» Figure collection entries
━━━━━━━━

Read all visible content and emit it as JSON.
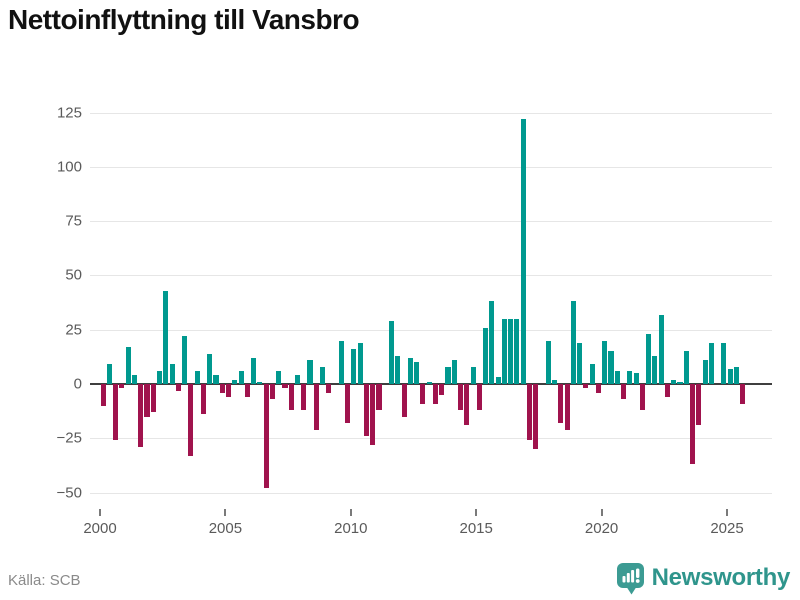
{
  "title": "Nettoinflyttning till Vansbro",
  "source": "Källa: SCB",
  "brand": {
    "name": "Newsworthy",
    "color": "#2f958c"
  },
  "chart_data": {
    "type": "bar",
    "title": "Nettoinflyttning till Vansbro",
    "period": "quarterly",
    "start_quarter": "2000Q1",
    "end_quarter": "2025Q3",
    "values": [
      -10,
      9,
      -26,
      -2,
      17,
      4,
      -29,
      -15,
      -13,
      6,
      43,
      9,
      -3,
      22,
      -33,
      6,
      -14,
      14,
      4,
      -4,
      -6,
      2,
      6,
      -6,
      12,
      1,
      -48,
      -7,
      6,
      -2,
      -12,
      4,
      -12,
      11,
      -21,
      8,
      -4,
      0,
      20,
      -18,
      16,
      19,
      -24,
      -28,
      -12,
      0,
      29,
      13,
      -15,
      12,
      10,
      -9,
      1,
      -9,
      -5,
      8,
      11,
      -12,
      -19,
      8,
      -12,
      26,
      38,
      3,
      30,
      30,
      30,
      122,
      -26,
      -30,
      0,
      20,
      2,
      -18,
      -21,
      38,
      19,
      -2,
      9,
      -4,
      20,
      15,
      6,
      -7,
      6,
      5,
      -12,
      23,
      13,
      32,
      -6,
      2,
      1,
      15,
      -37,
      -19,
      11,
      19,
      0,
      19,
      7,
      8,
      -9
    ],
    "x_ticks": [
      2000,
      2005,
      2010,
      2015,
      2020,
      2025
    ],
    "y_ticks": [
      -50,
      -25,
      0,
      25,
      50,
      75,
      100,
      125
    ],
    "ylim": [
      -50,
      125
    ],
    "grid": true,
    "legend": "none",
    "positive_color": "#00998f",
    "negative_color": "#a0134d",
    "xlabel": "",
    "ylabel": ""
  }
}
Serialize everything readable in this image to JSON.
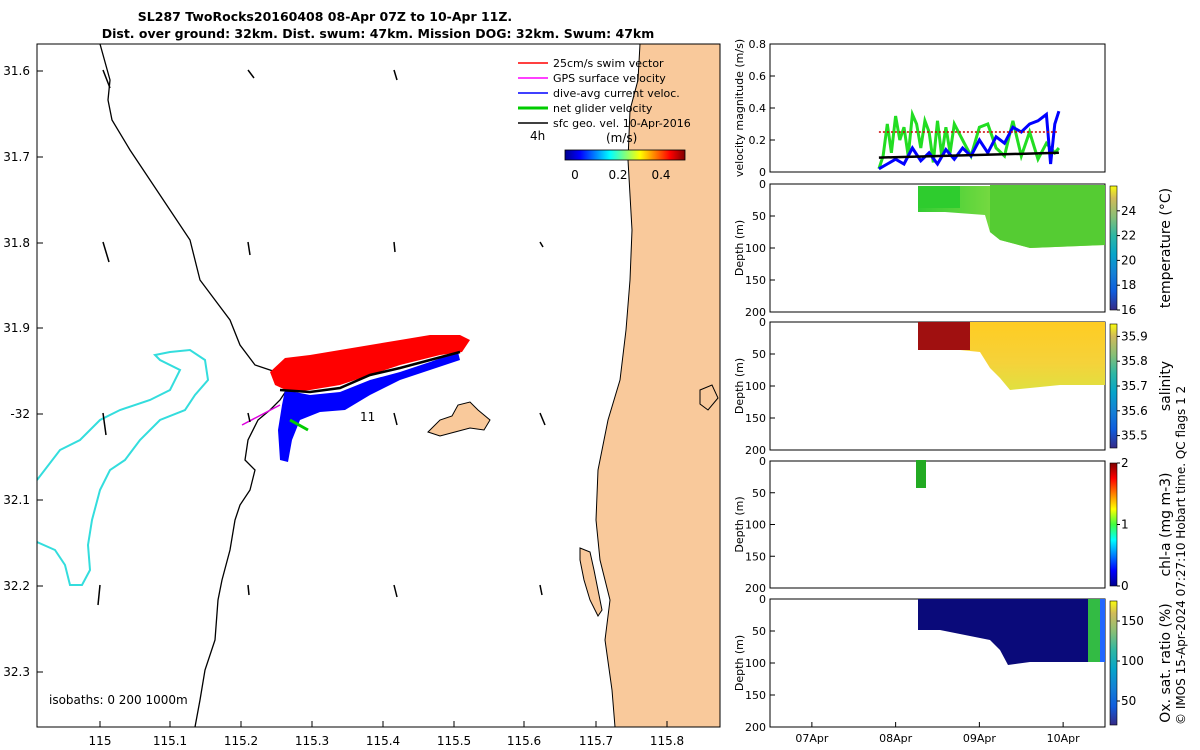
{
  "title": {
    "line1": "SL287 TwoRocks20160408 08-Apr 07Z to 10-Apr 11Z.",
    "line2": "Dist. over ground: 32km. Dist. swum: 47km. Mission DOG: 32km. Swum: 47km"
  },
  "map": {
    "lon_ticks": [
      "115",
      "115.1",
      "115.2",
      "115.3",
      "115.4",
      "115.5",
      "115.6",
      "115.7",
      "115.8"
    ],
    "lat_ticks": [
      "31.6",
      "31.7",
      "31.8",
      "31.9",
      "-32",
      "32.1",
      "32.2",
      "32.3"
    ],
    "legend": [
      {
        "label": "25cm/s swim vector",
        "color": "#ff0000"
      },
      {
        "label": "GPS surface velocity",
        "color": "#ff00ff"
      },
      {
        "label": "dive-avg current veloc.",
        "color": "#0000ff"
      },
      {
        "label": "net glider velocity",
        "color": "#00cc00"
      },
      {
        "label": "sfc geo. vel. 10-Apr-2016",
        "color": "#000000"
      }
    ],
    "scale_label": "4h",
    "colorbar_label": "(m/s)",
    "colorbar_ticks": [
      "0",
      "0.2",
      "0.4"
    ],
    "isobaths_label": "isobaths: 0   200  1000m",
    "annotation": "11",
    "colors": {
      "land": "#f9c99b",
      "isobath": "#33dddd",
      "coast": "#000000"
    }
  },
  "chart_data": [
    {
      "type": "line",
      "title": "velocity",
      "ylabel": "velocity magnitude (m/s)",
      "ylim": [
        0,
        0.8
      ],
      "y_ticks": [
        "0",
        "0.2",
        "0.4",
        "0.6",
        "0.8"
      ],
      "xlim_days": [
        7,
        11
      ],
      "series": [
        {
          "name": "net glider velocity",
          "color": "#22dd22",
          "x": [
            8.3,
            8.35,
            8.4,
            8.45,
            8.5,
            8.55,
            8.6,
            8.65,
            8.7,
            8.75,
            8.8,
            8.85,
            8.9,
            8.95,
            9.0,
            9.05,
            9.1,
            9.15,
            9.2,
            9.3,
            9.4,
            9.5,
            9.6,
            9.7,
            9.8,
            9.9,
            10.0,
            10.1,
            10.2,
            10.3,
            10.4,
            10.45
          ],
          "y": [
            0.02,
            0.1,
            0.3,
            0.12,
            0.35,
            0.2,
            0.28,
            0.1,
            0.36,
            0.3,
            0.15,
            0.32,
            0.25,
            0.06,
            0.32,
            0.1,
            0.28,
            0.12,
            0.3,
            0.2,
            0.1,
            0.28,
            0.3,
            0.15,
            0.1,
            0.32,
            0.1,
            0.25,
            0.08,
            0.18,
            0.12,
            0.15
          ]
        },
        {
          "name": "dive-avg current",
          "color": "#0000ff",
          "x": [
            8.3,
            8.4,
            8.5,
            8.6,
            8.7,
            8.8,
            8.9,
            9.0,
            9.1,
            9.2,
            9.3,
            9.4,
            9.5,
            9.6,
            9.7,
            9.8,
            9.9,
            10.0,
            10.1,
            10.2,
            10.3,
            10.35,
            10.4,
            10.45
          ],
          "y": [
            0.02,
            0.05,
            0.08,
            0.05,
            0.15,
            0.07,
            0.12,
            0.05,
            0.14,
            0.08,
            0.15,
            0.1,
            0.2,
            0.12,
            0.22,
            0.18,
            0.28,
            0.25,
            0.3,
            0.32,
            0.36,
            0.05,
            0.3,
            0.38
          ]
        },
        {
          "name": "sfc geo. vel.",
          "color": "#000000",
          "x": [
            8.3,
            10.45
          ],
          "y": [
            0.09,
            0.12
          ]
        },
        {
          "name": "swim",
          "color": "#cc0000",
          "x": [
            8.3,
            10.45
          ],
          "y": [
            0.25,
            0.25
          ]
        }
      ]
    },
    {
      "type": "heatmap",
      "ylabel": "Depth (m)",
      "cblabel": "temperature (°C)",
      "ylim": [
        200,
        0
      ],
      "y_ticks": [
        "0",
        "50",
        "100",
        "150",
        "200"
      ],
      "cb_ticks": [
        "16",
        "18",
        "20",
        "22",
        "24"
      ],
      "cb_range": [
        16,
        26
      ]
    },
    {
      "type": "heatmap",
      "ylabel": "Depth (m)",
      "cblabel": "salinity",
      "ylim": [
        200,
        0
      ],
      "y_ticks": [
        "0",
        "50",
        "100",
        "150",
        "200"
      ],
      "cb_ticks": [
        "35.5",
        "35.6",
        "35.7",
        "35.8",
        "35.9"
      ],
      "cb_range": [
        35.45,
        35.95
      ]
    },
    {
      "type": "heatmap",
      "ylabel": "Depth (m)",
      "cblabel": "chl-a (mg m-3)",
      "ylim": [
        200,
        0
      ],
      "y_ticks": [
        "0",
        "50",
        "100",
        "150",
        "200"
      ],
      "cb_ticks": [
        "0",
        "1",
        "2"
      ],
      "cb_range": [
        0,
        2
      ]
    },
    {
      "type": "heatmap",
      "ylabel": "Depth (m)",
      "cblabel": "Ox. sat. ratio (%)",
      "ylim": [
        200,
        0
      ],
      "y_ticks": [
        "0",
        "50",
        "100",
        "150",
        "200"
      ],
      "cb_ticks": [
        "50",
        "100",
        "150"
      ],
      "cb_range": [
        20,
        175
      ]
    }
  ],
  "time_axis": {
    "ticks": [
      "07Apr",
      "08Apr",
      "09Apr",
      "10Apr"
    ]
  },
  "credit": "© IMOS 15-Apr-2024 07:27:10 Hobart time. QC flags 1  2"
}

━━━━━━━━

» WORK TO DO
Make an exact copy of the data, leaving its pictures out.

» RESPONSE TO THIS TASK
Read all visible content and emit it as JSON.
{
  "title": "Nettoinflyttning till Vansbro",
  "source": "Källa: SCB",
  "brand": {
    "name": "Newsworthy",
    "color": "#2f958c"
  },
  "chart_data": {
    "type": "bar",
    "title": "Nettoinflyttning till Vansbro",
    "period": "quarterly",
    "start_quarter": "2000Q1",
    "end_quarter": "2025Q3",
    "values": [
      -10,
      9,
      -26,
      -2,
      17,
      4,
      -29,
      -15,
      -13,
      6,
      43,
      9,
      -3,
      22,
      -33,
      6,
      -14,
      14,
      4,
      -4,
      -6,
      2,
      6,
      -6,
      12,
      1,
      -48,
      -7,
      6,
      -2,
      -12,
      4,
      -12,
      11,
      -21,
      8,
      -4,
      0,
      20,
      -18,
      16,
      19,
      -24,
      -28,
      -12,
      0,
      29,
      13,
      -15,
      12,
      10,
      -9,
      1,
      -9,
      -5,
      8,
      11,
      -12,
      -19,
      8,
      -12,
      26,
      38,
      3,
      30,
      30,
      30,
      122,
      -26,
      -30,
      0,
      20,
      2,
      -18,
      -21,
      38,
      19,
      -2,
      9,
      -4,
      20,
      15,
      6,
      -7,
      6,
      5,
      -12,
      23,
      13,
      32,
      -6,
      2,
      1,
      15,
      -37,
      -19,
      11,
      19,
      0,
      19,
      7,
      8,
      -9
    ],
    "x_ticks": [
      2000,
      2005,
      2010,
      2015,
      2020,
      2025
    ],
    "y_ticks": [
      -50,
      -25,
      0,
      25,
      50,
      75,
      100,
      125
    ],
    "ylim": [
      -50,
      125
    ],
    "grid": true,
    "legend": "none",
    "positive_color": "#00998f",
    "negative_color": "#a0134d",
    "xlabel": "",
    "ylabel": ""
  }
}
Serialize everything readable in this image to JSON.
{
  "title": {
    "line1": "SL287 TwoRocks20160408 08-Apr 07Z to 10-Apr 11Z.",
    "line2": "Dist. over ground: 32km. Dist. swum: 47km. Mission DOG: 32km. Swum: 47km"
  },
  "map": {
    "lon_ticks": [
      "115",
      "115.1",
      "115.2",
      "115.3",
      "115.4",
      "115.5",
      "115.6",
      "115.7",
      "115.8"
    ],
    "lat_ticks": [
      "31.6",
      "31.7",
      "31.8",
      "31.9",
      "-32",
      "32.1",
      "32.2",
      "32.3"
    ],
    "legend": [
      {
        "label": "25cm/s swim vector",
        "color": "#ff0000"
      },
      {
        "label": "GPS surface velocity",
        "color": "#ff00ff"
      },
      {
        "label": "dive-avg current veloc.",
        "color": "#0000ff"
      },
      {
        "label": "net glider velocity",
        "color": "#00cc00"
      },
      {
        "label": "sfc geo. vel. 10-Apr-2016",
        "color": "#000000"
      }
    ],
    "scale_label": "4h",
    "colorbar_label": "(m/s)",
    "colorbar_ticks": [
      "0",
      "0.2",
      "0.4"
    ],
    "isobaths_label": "isobaths: 0   200  1000m",
    "annotation": "11",
    "colors": {
      "land": "#f9c99b",
      "isobath": "#33dddd",
      "coast": "#000000"
    }
  },
  "chart_data": [
    {
      "type": "line",
      "title": "velocity",
      "ylabel": "velocity magnitude (m/s)",
      "ylim": [
        0,
        0.8
      ],
      "y_ticks": [
        "0",
        "0.2",
        "0.4",
        "0.6",
        "0.8"
      ],
      "xlim_days": [
        7,
        11
      ],
      "series": [
        {
          "name": "net glider velocity",
          "color": "#22dd22",
          "x": [
            8.3,
            8.35,
            8.4,
            8.45,
            8.5,
            8.55,
            8.6,
            8.65,
            8.7,
            8.75,
            8.8,
            8.85,
            8.9,
            8.95,
            9.0,
            9.05,
            9.1,
            9.15,
            9.2,
            9.3,
            9.4,
            9.5,
            9.6,
            9.7,
            9.8,
            9.9,
            10.0,
            10.1,
            10.2,
            10.3,
            10.4,
            10.45
          ],
          "y": [
            0.02,
            0.1,
            0.3,
            0.12,
            0.35,
            0.2,
            0.28,
            0.1,
            0.36,
            0.3,
            0.15,
            0.32,
            0.25,
            0.06,
            0.32,
            0.1,
            0.28,
            0.12,
            0.3,
            0.2,
            0.1,
            0.28,
            0.3,
            0.15,
            0.1,
            0.32,
            0.1,
            0.25,
            0.08,
            0.18,
            0.12,
            0.15
          ]
        },
        {
          "name": "dive-avg current",
          "color": "#0000ff",
          "x": [
            8.3,
            8.4,
            8.5,
            8.6,
            8.7,
            8.8,
            8.9,
            9.0,
            9.1,
            9.2,
            9.3,
            9.4,
            9.5,
            9.6,
            9.7,
            9.8,
            9.9,
            10.0,
            10.1,
            10.2,
            10.3,
            10.35,
            10.4,
            10.45
          ],
          "y": [
            0.02,
            0.05,
            0.08,
            0.05,
            0.15,
            0.07,
            0.12,
            0.05,
            0.14,
            0.08,
            0.15,
            0.1,
            0.2,
            0.12,
            0.22,
            0.18,
            0.28,
            0.25,
            0.3,
            0.32,
            0.36,
            0.05,
            0.3,
            0.38
          ]
        },
        {
          "name": "sfc geo. vel.",
          "color": "#000000",
          "x": [
            8.3,
            10.45
          ],
          "y": [
            0.09,
            0.12
          ]
        },
        {
          "name": "swim",
          "color": "#cc0000",
          "x": [
            8.3,
            10.45
          ],
          "y": [
            0.25,
            0.25
          ]
        }
      ]
    },
    {
      "type": "heatmap",
      "ylabel": "Depth (m)",
      "cblabel": "temperature (°C)",
      "ylim": [
        200,
        0
      ],
      "y_ticks": [
        "0",
        "50",
        "100",
        "150",
        "200"
      ],
      "cb_ticks": [
        "16",
        "18",
        "20",
        "22",
        "24"
      ],
      "cb_range": [
        16,
        26
      ]
    },
    {
      "type": "heatmap",
      "ylabel": "Depth (m)",
      "cblabel": "salinity",
      "ylim": [
        200,
        0
      ],
      "y_ticks": [
        "0",
        "50",
        "100",
        "150",
        "200"
      ],
      "cb_ticks": [
        "35.5",
        "35.6",
        "35.7",
        "35.8",
        "35.9"
      ],
      "cb_range": [
        35.45,
        35.95
      ]
    },
    {
      "type": "heatmap",
      "ylabel": "Depth (m)",
      "cblabel": "chl-a (mg m-3)",
      "ylim": [
        200,
        0
      ],
      "y_ticks": [
        "0",
        "50",
        "100",
        "150",
        "200"
      ],
      "cb_ticks": [
        "0",
        "1",
        "2"
      ],
      "cb_range": [
        0,
        2
      ]
    },
    {
      "type": "heatmap",
      "ylabel": "Depth (m)",
      "cblabel": "Ox. sat. ratio (%)",
      "ylim": [
        200,
        0
      ],
      "y_ticks": [
        "0",
        "50",
        "100",
        "150",
        "200"
      ],
      "cb_ticks": [
        "50",
        "100",
        "150"
      ],
      "cb_range": [
        20,
        175
      ]
    }
  ],
  "time_axis": {
    "ticks": [
      "07Apr",
      "08Apr",
      "09Apr",
      "10Apr"
    ]
  },
  "credit": "© IMOS 15-Apr-2024 07:27:10 Hobart time. QC flags 1  2"
}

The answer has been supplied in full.